(Dataset rows)
-*-*-
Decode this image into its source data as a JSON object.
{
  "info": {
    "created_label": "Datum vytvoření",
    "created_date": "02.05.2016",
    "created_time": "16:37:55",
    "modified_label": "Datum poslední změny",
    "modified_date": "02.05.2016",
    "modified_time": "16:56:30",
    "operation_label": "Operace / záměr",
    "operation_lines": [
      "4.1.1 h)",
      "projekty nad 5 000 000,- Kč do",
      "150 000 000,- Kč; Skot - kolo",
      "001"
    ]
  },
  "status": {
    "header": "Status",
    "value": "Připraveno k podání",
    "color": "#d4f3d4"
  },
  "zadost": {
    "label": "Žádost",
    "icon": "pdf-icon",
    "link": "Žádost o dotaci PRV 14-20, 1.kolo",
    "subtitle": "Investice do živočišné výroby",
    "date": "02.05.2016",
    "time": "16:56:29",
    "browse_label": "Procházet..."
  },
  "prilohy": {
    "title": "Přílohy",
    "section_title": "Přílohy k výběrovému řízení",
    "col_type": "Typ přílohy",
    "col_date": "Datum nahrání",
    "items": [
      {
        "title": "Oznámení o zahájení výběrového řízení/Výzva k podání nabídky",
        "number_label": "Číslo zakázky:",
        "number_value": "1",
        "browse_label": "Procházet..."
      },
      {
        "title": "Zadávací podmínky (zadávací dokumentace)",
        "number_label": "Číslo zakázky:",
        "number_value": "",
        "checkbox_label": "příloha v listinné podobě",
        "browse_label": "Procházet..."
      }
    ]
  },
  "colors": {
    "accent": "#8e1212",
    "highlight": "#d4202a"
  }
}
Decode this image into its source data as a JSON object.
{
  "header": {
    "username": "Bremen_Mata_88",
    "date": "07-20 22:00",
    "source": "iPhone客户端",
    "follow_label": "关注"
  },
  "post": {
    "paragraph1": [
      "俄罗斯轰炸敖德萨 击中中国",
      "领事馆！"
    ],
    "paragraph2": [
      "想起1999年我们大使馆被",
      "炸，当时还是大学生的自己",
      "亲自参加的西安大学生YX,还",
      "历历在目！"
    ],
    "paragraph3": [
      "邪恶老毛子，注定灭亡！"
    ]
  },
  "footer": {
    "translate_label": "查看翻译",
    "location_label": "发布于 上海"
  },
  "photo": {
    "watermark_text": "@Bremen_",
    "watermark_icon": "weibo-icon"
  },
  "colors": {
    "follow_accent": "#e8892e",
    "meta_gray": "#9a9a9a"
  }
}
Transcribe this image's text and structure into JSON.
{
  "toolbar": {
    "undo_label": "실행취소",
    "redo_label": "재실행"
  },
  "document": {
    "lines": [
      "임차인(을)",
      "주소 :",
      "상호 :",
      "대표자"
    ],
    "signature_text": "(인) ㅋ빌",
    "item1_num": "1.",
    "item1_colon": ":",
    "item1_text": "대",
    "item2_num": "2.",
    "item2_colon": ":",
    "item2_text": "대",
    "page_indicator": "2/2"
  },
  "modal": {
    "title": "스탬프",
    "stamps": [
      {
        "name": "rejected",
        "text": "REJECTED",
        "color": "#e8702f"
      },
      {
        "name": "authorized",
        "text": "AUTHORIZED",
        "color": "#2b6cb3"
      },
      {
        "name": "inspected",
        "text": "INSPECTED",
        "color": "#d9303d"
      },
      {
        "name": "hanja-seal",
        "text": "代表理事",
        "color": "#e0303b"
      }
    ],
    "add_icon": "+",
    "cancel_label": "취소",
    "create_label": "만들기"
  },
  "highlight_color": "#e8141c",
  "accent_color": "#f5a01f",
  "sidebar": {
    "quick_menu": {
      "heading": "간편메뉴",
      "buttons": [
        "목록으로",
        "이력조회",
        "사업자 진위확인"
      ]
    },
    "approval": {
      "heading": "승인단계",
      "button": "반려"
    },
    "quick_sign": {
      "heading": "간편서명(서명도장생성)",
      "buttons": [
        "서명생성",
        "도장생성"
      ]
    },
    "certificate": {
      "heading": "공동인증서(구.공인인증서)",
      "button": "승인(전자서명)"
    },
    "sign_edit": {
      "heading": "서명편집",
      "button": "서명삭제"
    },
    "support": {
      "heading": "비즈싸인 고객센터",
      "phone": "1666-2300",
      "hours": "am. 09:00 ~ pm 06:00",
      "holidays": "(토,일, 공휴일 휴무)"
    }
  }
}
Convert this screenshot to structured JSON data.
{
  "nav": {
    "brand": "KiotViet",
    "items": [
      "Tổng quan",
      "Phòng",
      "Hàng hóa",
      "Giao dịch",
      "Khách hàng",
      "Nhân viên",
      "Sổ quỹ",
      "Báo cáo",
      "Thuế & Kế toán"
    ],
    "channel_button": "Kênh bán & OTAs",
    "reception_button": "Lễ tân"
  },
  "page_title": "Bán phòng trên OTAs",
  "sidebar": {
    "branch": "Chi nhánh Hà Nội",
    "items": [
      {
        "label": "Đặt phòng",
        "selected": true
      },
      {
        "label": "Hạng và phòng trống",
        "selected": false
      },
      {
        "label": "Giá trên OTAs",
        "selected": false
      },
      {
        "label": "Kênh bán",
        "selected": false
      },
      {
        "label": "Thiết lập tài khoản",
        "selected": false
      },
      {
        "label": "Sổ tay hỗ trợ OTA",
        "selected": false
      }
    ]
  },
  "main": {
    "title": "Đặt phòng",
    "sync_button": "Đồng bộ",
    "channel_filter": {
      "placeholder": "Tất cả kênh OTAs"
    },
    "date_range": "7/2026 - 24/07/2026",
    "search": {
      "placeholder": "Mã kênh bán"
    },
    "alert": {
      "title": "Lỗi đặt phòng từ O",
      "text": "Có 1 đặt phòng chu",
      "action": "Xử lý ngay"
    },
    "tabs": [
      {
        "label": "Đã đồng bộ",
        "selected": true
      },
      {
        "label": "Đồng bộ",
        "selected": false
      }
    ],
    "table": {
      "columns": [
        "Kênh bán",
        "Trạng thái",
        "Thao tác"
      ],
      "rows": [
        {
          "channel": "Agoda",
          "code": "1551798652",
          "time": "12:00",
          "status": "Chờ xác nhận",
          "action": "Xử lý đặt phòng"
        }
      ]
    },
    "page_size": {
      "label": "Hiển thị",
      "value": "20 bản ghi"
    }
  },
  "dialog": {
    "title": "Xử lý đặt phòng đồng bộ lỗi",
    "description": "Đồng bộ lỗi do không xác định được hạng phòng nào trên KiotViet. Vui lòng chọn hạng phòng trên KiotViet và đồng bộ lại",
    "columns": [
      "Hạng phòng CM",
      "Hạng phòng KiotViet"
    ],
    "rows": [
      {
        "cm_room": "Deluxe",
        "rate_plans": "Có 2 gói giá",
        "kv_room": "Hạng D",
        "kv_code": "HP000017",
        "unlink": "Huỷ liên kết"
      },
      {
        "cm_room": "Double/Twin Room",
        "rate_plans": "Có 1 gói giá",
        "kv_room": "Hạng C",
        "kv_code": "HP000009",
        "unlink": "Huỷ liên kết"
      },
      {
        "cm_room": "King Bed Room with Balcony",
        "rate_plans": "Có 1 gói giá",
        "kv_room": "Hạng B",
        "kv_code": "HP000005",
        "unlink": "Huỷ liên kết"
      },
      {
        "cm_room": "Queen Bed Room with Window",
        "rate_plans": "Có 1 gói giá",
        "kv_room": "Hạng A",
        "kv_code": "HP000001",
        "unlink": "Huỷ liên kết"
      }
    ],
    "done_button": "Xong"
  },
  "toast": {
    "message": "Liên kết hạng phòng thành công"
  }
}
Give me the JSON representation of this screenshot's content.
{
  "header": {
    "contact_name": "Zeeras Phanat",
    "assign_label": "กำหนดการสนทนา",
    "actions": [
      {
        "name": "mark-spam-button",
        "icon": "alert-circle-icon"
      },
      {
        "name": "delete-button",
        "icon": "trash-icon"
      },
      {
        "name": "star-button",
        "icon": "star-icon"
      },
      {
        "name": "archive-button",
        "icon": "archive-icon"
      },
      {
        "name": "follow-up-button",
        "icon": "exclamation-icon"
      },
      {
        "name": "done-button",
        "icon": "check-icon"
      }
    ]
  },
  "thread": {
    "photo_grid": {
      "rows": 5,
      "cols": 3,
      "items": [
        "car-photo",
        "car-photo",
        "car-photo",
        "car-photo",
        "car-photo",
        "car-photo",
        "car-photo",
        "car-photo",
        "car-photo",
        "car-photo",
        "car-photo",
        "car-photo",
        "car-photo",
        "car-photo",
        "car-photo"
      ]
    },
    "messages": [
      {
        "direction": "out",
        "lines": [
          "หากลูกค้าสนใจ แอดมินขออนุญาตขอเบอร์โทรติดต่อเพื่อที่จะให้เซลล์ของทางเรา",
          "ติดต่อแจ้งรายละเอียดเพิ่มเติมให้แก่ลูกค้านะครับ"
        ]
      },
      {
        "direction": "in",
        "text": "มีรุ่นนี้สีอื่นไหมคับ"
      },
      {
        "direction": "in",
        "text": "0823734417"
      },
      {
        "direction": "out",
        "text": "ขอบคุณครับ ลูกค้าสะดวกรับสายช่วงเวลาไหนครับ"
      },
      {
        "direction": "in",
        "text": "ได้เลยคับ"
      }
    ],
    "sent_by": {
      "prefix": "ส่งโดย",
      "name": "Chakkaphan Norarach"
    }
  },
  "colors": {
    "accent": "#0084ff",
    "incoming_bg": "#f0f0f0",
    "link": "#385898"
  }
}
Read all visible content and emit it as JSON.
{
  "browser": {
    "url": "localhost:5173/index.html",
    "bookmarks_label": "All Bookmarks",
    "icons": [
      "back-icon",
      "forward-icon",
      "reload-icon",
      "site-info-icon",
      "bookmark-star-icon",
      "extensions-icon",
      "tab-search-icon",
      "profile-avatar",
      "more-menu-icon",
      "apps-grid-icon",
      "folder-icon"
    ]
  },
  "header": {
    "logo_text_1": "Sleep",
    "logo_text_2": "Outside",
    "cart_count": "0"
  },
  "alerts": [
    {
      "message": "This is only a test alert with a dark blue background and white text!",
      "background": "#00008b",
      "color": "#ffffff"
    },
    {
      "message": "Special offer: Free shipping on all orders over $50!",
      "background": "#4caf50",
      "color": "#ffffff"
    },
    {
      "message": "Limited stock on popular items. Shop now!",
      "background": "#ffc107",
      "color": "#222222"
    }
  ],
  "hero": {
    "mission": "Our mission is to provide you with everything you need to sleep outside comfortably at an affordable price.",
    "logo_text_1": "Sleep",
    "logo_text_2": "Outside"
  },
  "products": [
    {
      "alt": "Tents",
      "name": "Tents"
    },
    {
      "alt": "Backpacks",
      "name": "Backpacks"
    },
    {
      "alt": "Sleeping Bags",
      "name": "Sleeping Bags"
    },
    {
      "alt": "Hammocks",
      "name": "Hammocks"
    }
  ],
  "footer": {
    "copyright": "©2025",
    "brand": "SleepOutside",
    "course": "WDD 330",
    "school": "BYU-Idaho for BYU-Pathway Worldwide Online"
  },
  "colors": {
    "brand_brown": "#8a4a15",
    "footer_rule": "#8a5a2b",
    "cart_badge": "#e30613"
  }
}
-*-*-
Challenge
Which lines hold the word "Bags"? Return all of them from the records above.

Solution to the problem
      "alt": "Sleeping Bags",
      "name": "Sleeping Bags"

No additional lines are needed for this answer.